- PROVIDED TEXT
• • • • • • •

For anyone who’s spoken to me, they’ll know I’m very quick to link people to posts I’ve written. That’s not in terms of pushing the things I’ve written (usually), but also being able to retrieve the links as quick as possible.

I recently added search search to my website, and it works great. But, as great as the search is for people to find which post talks about a certain thing, I already know which post talks about something, I wrote them! All I need is the link to send to someone.

I copied a trick I use for opening projects in my editor quickly, and wrote a script based on rofi to show the titles of posts, and on selection copy it to the clipboard.

#How does it work?

#1. Source the data

My site, at the time of writing, is built with Hugo, which among other things is pretty extensible. Hugo lets you define multiple “output formats” for a page. Common uses for this is for RSS feeds for list pages, but it doesn’t have to be. I’ve added a JSON file as an output format for the site index, which contains all the pages, and a few key pieces of data from them.

Because this file is downloaded by the script, it needs to be as small as possible, hence only the absolute required keys are present. The JSON is in its non-pretty format, and my server will gzip it in transit anyway. Because my site is static, the file is always up-to-date with the available content - no caching to deal with.

The URL for this is

#2. Fetch the data

The first part of the script is to load the previously mentioned data from the server. The script itself is written in Python. Normally I’d use requests, but in an attempt to keep the script as dependency-less as possible, I’ve used urllib. The API isn’t as nice, but it gets the job done in just as many lines (2). Once downloaded, the JSON parsed and converted into a simple mapping (dict) between the post title and its URL:

    "Building search into a Hugo website": "",
    "Self-hosting static websites": ""

#3. Show rofi

With the data now loaded, it needs passing to rofi. Rofi takes each item to display from stdin newline-separated, which is what makes it so easy to script. In this case, each item is the post title.

Rofi UI

Once a selection is made, rofi returns the selected title on stdout, which can be matched to the original mapping to find the desired URL to copy.

#4. Copy to clipboard

With the URL in memory, it’s time to get it out and onto the clipboard - no good it staying where it is.

For copying text to the clipboard, there are a number of great python libraries to do it. But again, requiring it be dependency-less means yet more fun. Fortunately, as I only needed it to work on linux, it doesn’t need to be cross-platform.

xsel is a command line tool to modify the clipboard on linux. Pass it the URL, and it ends up on my clipboard. In much the same way I call out to rofi, subprocess is the tool I need. I’ve considered using something like xdotool to type it instead, but the clipboard is far more versatile.


And now, I can grab links to posts I’ve written in record time!

In action

And of course, you can see the source.

• • • • • • •

- DATASET EXCERPTS
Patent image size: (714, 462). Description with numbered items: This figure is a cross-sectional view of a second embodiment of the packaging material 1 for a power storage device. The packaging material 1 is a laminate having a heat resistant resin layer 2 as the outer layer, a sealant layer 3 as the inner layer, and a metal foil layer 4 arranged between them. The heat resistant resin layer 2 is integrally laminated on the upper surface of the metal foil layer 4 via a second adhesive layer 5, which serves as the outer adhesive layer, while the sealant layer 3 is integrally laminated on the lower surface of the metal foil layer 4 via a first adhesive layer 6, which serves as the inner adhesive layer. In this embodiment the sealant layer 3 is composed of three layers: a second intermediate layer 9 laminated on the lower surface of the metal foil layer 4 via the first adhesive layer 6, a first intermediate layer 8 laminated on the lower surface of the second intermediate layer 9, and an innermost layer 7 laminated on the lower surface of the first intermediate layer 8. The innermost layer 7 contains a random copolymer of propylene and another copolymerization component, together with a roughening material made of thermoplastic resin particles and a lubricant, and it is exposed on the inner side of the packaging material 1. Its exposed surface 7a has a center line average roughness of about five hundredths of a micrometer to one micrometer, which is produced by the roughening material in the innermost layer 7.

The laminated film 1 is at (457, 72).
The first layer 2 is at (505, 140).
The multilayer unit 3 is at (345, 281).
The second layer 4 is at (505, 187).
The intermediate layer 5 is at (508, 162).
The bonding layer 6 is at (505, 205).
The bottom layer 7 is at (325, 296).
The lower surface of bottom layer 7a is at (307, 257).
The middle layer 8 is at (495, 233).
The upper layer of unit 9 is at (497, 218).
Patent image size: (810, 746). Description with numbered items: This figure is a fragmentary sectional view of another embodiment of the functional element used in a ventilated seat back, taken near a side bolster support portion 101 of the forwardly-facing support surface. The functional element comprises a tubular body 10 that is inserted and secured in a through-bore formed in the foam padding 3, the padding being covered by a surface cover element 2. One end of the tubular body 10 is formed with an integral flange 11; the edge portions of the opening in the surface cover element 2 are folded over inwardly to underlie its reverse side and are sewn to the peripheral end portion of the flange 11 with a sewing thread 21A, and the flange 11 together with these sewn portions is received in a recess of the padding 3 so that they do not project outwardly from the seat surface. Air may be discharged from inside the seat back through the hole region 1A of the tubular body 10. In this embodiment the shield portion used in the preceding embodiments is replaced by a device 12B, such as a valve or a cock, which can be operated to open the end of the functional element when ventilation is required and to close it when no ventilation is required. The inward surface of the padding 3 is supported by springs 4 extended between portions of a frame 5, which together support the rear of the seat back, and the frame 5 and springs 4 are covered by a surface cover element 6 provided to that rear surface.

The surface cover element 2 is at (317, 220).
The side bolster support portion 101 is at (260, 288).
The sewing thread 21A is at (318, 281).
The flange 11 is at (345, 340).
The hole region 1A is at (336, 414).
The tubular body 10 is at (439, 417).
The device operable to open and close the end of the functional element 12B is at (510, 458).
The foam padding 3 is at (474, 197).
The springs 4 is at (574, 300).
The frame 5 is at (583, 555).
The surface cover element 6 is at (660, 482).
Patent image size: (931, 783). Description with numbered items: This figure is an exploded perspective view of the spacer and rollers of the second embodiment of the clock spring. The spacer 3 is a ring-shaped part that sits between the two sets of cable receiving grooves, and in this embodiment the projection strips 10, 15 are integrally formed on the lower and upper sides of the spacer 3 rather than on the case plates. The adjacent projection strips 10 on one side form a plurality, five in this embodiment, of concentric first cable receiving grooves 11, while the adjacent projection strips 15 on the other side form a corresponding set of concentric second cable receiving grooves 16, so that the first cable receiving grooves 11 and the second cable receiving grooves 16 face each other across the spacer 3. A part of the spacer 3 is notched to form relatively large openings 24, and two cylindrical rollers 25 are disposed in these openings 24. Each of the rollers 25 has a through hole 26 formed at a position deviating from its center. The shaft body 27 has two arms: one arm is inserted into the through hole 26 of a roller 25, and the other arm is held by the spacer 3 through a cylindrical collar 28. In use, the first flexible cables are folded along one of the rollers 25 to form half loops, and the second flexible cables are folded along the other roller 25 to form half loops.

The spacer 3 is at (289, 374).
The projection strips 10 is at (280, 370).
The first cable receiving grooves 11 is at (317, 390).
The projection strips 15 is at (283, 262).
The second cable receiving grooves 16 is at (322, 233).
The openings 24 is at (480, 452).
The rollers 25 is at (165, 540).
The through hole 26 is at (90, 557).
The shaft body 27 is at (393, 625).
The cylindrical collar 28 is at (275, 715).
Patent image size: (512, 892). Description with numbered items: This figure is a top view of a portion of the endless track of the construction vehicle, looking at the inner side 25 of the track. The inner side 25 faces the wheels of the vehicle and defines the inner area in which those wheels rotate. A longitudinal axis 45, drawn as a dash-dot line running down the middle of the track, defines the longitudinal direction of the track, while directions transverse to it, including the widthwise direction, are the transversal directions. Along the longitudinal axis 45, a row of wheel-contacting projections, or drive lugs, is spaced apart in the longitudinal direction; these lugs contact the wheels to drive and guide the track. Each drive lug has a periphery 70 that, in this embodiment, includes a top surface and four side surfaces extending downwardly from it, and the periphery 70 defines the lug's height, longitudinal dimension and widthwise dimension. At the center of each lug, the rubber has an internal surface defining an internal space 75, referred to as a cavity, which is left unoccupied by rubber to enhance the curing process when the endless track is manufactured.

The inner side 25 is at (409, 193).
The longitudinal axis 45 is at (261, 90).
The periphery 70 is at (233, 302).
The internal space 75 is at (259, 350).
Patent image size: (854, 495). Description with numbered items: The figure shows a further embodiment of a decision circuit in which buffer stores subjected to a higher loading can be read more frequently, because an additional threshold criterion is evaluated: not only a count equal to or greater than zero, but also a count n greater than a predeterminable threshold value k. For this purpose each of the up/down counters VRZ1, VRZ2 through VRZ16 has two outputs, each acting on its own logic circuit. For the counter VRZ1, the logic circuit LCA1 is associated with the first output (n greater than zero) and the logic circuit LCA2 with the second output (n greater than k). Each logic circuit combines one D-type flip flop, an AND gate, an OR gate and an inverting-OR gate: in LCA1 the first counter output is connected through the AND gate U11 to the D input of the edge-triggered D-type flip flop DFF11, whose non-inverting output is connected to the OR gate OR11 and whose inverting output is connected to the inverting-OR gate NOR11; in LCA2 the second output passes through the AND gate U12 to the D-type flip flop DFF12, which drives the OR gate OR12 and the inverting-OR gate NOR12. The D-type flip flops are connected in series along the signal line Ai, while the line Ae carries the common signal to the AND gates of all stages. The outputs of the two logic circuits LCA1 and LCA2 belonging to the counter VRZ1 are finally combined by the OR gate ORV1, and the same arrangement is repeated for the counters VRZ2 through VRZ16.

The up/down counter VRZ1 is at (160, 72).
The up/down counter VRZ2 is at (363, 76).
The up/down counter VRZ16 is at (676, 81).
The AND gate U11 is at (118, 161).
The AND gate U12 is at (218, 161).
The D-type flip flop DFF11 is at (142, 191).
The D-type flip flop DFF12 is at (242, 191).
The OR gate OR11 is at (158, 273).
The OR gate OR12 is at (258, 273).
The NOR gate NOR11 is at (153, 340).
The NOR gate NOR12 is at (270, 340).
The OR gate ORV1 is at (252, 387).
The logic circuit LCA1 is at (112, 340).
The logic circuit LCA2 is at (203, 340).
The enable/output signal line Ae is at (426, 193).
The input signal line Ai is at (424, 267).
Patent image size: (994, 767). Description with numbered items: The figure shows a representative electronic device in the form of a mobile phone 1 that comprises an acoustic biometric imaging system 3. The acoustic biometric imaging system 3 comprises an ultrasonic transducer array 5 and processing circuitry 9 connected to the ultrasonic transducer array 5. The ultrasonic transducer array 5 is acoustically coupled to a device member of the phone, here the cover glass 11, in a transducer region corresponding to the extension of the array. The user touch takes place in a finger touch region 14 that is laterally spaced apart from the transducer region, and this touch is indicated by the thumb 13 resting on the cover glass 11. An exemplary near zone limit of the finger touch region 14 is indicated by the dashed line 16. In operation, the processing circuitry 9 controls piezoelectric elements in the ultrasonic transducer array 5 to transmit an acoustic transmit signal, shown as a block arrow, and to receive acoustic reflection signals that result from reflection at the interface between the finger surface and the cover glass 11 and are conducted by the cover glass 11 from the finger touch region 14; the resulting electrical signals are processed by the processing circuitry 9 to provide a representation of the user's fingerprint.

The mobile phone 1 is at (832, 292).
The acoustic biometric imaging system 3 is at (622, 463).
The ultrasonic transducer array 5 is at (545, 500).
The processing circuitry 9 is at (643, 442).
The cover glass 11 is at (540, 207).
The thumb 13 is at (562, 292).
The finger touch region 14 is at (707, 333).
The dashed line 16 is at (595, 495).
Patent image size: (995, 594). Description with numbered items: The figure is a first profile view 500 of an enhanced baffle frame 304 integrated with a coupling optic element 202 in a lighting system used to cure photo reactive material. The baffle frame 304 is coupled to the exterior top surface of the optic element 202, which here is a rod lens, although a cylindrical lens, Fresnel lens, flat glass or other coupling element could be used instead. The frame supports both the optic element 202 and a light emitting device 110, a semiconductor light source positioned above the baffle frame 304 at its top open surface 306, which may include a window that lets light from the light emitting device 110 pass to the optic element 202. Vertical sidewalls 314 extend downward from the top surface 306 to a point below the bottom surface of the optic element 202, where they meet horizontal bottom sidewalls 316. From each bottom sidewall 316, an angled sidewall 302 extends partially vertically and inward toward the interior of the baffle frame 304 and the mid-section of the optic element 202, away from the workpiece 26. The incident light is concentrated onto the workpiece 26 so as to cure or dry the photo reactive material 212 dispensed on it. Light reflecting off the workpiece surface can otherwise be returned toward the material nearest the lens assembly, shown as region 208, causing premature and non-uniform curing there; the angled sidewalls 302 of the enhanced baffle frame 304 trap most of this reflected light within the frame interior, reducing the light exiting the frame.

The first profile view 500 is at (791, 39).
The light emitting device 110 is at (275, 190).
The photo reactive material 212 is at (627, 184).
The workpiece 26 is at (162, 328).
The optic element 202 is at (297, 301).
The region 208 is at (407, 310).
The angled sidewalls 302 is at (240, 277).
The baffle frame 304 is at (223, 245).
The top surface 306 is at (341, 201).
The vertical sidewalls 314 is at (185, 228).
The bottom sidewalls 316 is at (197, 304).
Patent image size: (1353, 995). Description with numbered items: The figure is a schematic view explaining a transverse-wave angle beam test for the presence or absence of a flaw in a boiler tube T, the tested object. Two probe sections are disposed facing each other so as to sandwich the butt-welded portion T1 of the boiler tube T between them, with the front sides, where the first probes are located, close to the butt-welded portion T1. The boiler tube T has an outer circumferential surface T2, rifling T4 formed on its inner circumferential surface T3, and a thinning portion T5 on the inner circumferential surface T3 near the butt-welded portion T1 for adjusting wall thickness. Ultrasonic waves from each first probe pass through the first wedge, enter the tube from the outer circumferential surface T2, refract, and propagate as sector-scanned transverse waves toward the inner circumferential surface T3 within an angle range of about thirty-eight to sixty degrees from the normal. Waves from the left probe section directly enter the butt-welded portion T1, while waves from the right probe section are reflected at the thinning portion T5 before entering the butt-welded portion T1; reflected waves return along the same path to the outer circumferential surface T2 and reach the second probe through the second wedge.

• • • • • • •

- WORK TO COMPLETE
Edit the rofi script write-up from the portion starting at "The first part" and ending at "the post title.", and give that portion again with "urllib" replaced by "http.client".

- EXERCISE OUTPUT
The first part of the script is to load the previously mentioned data from the server. The script itself is written in Python. Normally I’d use requests, but in an attempt to keep the script as dependency-less as possible, I’ve used http.client. The API isn’t as nice, but it gets the job done in just as many lines (2). Once downloaded, the JSON parsed and converted into a simple mapping (dict) between the post title and its URL:

    "Building search into a Hugo website": "",
    "Self-hosting static websites": ""

#3. Show rofi

With the data now loaded, it needs passing to rofi. Rofi takes each item to display from stdin newline-separated, which is what makes it so easy to script. In this case, each item is the post title.